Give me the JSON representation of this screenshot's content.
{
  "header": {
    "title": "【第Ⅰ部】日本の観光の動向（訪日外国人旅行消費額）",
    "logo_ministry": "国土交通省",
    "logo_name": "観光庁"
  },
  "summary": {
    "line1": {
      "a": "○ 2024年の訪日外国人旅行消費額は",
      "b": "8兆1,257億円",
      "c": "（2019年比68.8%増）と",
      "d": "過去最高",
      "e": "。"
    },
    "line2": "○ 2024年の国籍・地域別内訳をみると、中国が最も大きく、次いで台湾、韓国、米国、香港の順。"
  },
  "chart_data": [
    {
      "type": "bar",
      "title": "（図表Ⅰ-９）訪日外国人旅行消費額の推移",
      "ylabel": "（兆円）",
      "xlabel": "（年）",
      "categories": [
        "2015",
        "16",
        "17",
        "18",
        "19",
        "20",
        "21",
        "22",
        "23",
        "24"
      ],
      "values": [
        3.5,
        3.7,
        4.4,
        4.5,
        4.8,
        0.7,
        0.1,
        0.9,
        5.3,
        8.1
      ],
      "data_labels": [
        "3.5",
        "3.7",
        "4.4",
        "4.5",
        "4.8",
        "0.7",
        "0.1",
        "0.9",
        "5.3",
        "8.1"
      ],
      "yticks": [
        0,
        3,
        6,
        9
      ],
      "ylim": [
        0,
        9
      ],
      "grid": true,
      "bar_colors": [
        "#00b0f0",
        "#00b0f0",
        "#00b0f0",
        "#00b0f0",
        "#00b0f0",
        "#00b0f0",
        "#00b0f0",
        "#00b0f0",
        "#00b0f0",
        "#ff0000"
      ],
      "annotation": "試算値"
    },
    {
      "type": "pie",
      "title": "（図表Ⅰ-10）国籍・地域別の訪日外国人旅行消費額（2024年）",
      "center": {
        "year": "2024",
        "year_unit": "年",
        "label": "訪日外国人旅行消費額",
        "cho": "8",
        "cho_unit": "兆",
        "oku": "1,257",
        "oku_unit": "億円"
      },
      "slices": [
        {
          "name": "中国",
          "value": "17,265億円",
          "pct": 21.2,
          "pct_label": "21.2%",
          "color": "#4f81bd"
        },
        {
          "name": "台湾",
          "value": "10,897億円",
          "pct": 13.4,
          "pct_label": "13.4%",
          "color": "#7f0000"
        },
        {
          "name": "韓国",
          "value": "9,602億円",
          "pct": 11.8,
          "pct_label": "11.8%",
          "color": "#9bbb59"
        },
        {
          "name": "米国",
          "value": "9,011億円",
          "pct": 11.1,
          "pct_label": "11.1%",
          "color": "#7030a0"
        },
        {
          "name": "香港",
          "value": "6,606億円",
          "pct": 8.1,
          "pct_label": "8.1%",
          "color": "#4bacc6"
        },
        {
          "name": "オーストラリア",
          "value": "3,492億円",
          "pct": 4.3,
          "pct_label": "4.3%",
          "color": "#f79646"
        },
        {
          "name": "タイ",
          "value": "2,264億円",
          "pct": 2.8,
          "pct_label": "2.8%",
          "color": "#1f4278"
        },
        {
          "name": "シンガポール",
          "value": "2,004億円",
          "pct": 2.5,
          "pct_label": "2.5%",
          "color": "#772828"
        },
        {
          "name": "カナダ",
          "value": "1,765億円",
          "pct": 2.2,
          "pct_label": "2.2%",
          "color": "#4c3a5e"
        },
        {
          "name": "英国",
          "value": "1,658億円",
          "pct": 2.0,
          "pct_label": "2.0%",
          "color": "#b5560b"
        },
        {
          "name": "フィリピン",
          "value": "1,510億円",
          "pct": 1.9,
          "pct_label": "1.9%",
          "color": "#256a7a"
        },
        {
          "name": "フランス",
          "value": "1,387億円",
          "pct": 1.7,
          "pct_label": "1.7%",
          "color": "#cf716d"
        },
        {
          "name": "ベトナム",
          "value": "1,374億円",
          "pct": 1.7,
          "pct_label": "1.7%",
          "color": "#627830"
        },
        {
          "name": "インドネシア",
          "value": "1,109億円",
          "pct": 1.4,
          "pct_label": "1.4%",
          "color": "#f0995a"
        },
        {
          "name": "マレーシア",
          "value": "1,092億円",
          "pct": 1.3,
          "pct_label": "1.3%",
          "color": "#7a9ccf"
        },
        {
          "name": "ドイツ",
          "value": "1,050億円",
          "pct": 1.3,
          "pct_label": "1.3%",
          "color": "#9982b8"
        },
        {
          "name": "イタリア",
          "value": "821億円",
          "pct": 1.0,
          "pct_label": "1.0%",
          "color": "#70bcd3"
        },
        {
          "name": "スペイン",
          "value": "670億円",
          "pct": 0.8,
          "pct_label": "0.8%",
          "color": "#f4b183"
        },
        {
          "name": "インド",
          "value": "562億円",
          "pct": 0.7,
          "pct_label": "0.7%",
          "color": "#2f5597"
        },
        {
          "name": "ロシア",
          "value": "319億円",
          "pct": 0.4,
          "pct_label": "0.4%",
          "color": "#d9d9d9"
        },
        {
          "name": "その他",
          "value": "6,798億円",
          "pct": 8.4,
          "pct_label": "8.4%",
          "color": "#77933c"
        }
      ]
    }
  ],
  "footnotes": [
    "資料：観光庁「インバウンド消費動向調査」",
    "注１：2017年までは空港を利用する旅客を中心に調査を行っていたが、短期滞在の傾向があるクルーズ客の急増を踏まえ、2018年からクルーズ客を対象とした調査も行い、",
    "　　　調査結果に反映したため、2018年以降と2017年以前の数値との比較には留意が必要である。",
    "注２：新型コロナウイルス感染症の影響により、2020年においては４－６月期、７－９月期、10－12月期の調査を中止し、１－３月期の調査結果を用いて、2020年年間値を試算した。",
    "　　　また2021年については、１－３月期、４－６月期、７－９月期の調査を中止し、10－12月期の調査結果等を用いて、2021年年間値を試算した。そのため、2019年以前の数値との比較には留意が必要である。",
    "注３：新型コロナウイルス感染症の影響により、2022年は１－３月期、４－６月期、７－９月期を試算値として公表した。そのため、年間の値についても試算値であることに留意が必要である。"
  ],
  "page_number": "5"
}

====

**Exercise prompt**
Could you quote the material above in full, exactly as it stands?

**Exercise answer**
Give me the JSON representation of this screenshot's content.
{
  "header": {
    "title": "【第Ⅰ部】日本の観光の動向（訪日外国人旅行消費額）",
    "logo_ministry": "国土交通省",
    "logo_name": "観光庁"
  },
  "summary": {
    "line1": {
      "a": "○ 2024年の訪日外国人旅行消費額は",
      "b": "8兆1,257億円",
      "c": "（2019年比68.8%増）と",
      "d": "過去最高",
      "e": "。"
    },
    "line2": "○ 2024年の国籍・地域別内訳をみると、中国が最も大きく、次いで台湾、韓国、米国、香港の順。"
  },
  "chart_data": [
    {
      "type": "bar",
      "title": "（図表Ⅰ-９）訪日外国人旅行消費額の推移",
      "ylabel": "（兆円）",
      "xlabel": "（年）",
      "categories": [
        "2015",
        "16",
        "17",
        "18",
        "19",
        "20",
        "21",
        "22",
        "23",
        "24"
      ],
      "values": [
        3.5,
        3.7,
        4.4,
        4.5,
        4.8,
        0.7,
        0.1,
        0.9,
        5.3,
        8.1
      ],
      "data_labels": [
        "3.5",
        "3.7",
        "4.4",
        "4.5",
        "4.8",
        "0.7",
        "0.1",
        "0.9",
        "5.3",
        "8.1"
      ],
      "yticks": [
        0,
        3,
        6,
        9
      ],
      "ylim": [
        0,
        9
      ],
      "grid": true,
      "bar_colors": [
        "#00b0f0",
        "#00b0f0",
        "#00b0f0",
        "#00b0f0",
        "#00b0f0",
        "#00b0f0",
        "#00b0f0",
        "#00b0f0",
        "#00b0f0",
        "#ff0000"
      ],
      "annotation": "試算値"
    },
    {
      "type": "pie",
      "title": "（図表Ⅰ-10）国籍・地域別の訪日外国人旅行消費額（2024年）",
      "center": {
        "year": "2024",
        "year_unit": "年",
        "label": "訪日外国人旅行消費額",
        "cho": "8",
        "cho_unit": "兆",
        "oku": "1,257",
        "oku_unit": "億円"
      },
      "slices": [
        {
          "name": "中国",
          "value": "17,265億円",
          "pct": 21.2,
          "pct_label": "21.2%",
          "color": "#4f81bd"
        },
        {
          "name": "台湾",
          "value": "10,897億円",
          "pct": 13.4,
          "pct_label": "13.4%",
          "color": "#7f0000"
        },
        {
          "name": "韓国",
          "value": "9,602億円",
          "pct": 11.8,
          "pct_label": "11.8%",
          "color": "#9bbb59"
        },
        {
          "name": "米国",
          "value": "9,011億円",
          "pct": 11.1,
          "pct_label": "11.1%",
          "color": "#7030a0"
        },
        {
          "name": "香港",
          "value": "6,606億円",
          "pct": 8.1,
          "pct_label": "8.1%",
          "color": "#4bacc6"
        },
        {
          "name": "オーストラリア",
          "value": "3,492億円",
          "pct": 4.3,
          "pct_label": "4.3%",
          "color": "#f79646"
        },
        {
          "name": "タイ",
          "value": "2,264億円",
          "pct": 2.8,
          "pct_label": "2.8%",
          "color": "#1f4278"
        },
        {
          "name": "シンガポール",
          "value": "2,004億円",
          "pct": 2.5,
          "pct_label": "2.5%",
          "color": "#772828"
        },
        {
          "name": "カナダ",
          "value": "1,765億円",
          "pct": 2.2,
          "pct_label": "2.2%",
          "color": "#4c3a5e"
        },
        {
          "name": "英国",
          "value": "1,658億円",
          "pct": 2.0,
          "pct_label": "2.0%",
          "color": "#b5560b"
        },
        {
          "name": "フィリピン",
          "value": "1,510億円",
          "pct": 1.9,
          "pct_label": "1.9%",
          "color": "#256a7a"
        },
        {
          "name": "フランス",
          "value": "1,387億円",
          "pct": 1.7,
          "pct_label": "1.7%",
          "color": "#cf716d"
        },
        {
          "name": "ベトナム",
          "value": "1,374億円",
          "pct": 1.7,
          "pct_label": "1.7%",
          "color": "#627830"
        },
        {
          "name": "インドネシア",
          "value": "1,109億円",
          "pct": 1.4,
          "pct_label": "1.4%",
          "color": "#f0995a"
        },
        {
          "name": "マレーシア",
          "value": "1,092億円",
          "pct": 1.3,
          "pct_label": "1.3%",
          "color": "#7a9ccf"
        },
        {
          "name": "ドイツ",
          "value": "1,050億円",
          "pct": 1.3,
          "pct_label": "1.3%",
          "color": "#9982b8"
        },
        {
          "name": "イタリア",
          "value": "821億円",
          "pct": 1.0,
          "pct_label": "1.0%",
          "color": "#70bcd3"
        },
        {
          "name": "スペイン",
          "value": "670億円",
          "pct": 0.8,
          "pct_label": "0.8%",
          "color": "#f4b183"
        },
        {
          "name": "インド",
          "value": "562億円",
          "pct": 0.7,
          "pct_label": "0.7%",
          "color": "#2f5597"
        },
        {
          "name": "ロシア",
          "value": "319億円",
          "pct": 0.4,
          "pct_label": "0.4%",
          "color": "#d9d9d9"
        },
        {
          "name": "その他",
          "value": "6,798億円",
          "pct": 8.4,
          "pct_label": "8.4%",
          "color": "#77933c"
        }
      ]
    }
  ],
  "footnotes": [
    "資料：観光庁「インバウンド消費動向調査」",
    "注１：2017年までは空港を利用する旅客を中心に調査を行っていたが、短期滞在の傾向があるクルーズ客の急増を踏まえ、2018年からクルーズ客を対象とした調査も行い、",
    "　　　調査結果に反映したため、2018年以降と2017年以前の数値との比較には留意が必要である。",
    "注２：新型コロナウイルス感染症の影響により、2020年においては４－６月期、７－９月期、10－12月期の調査を中止し、１－３月期の調査結果を用いて、2020年年間値を試算した。",
    "　　　また2021年については、１－３月期、４－６月期、７－９月期の調査を中止し、10－12月期の調査結果等を用いて、2021年年間値を試算した。そのため、2019年以前の数値との比較には留意が必要である。",
    "注３：新型コロナウイルス感染症の影響により、2022年は１－３月期、４－６月期、７－９月期を試算値として公表した。そのため、年間の値についても試算値であることに留意が必要である。"
  ],
  "page_number": "5"
}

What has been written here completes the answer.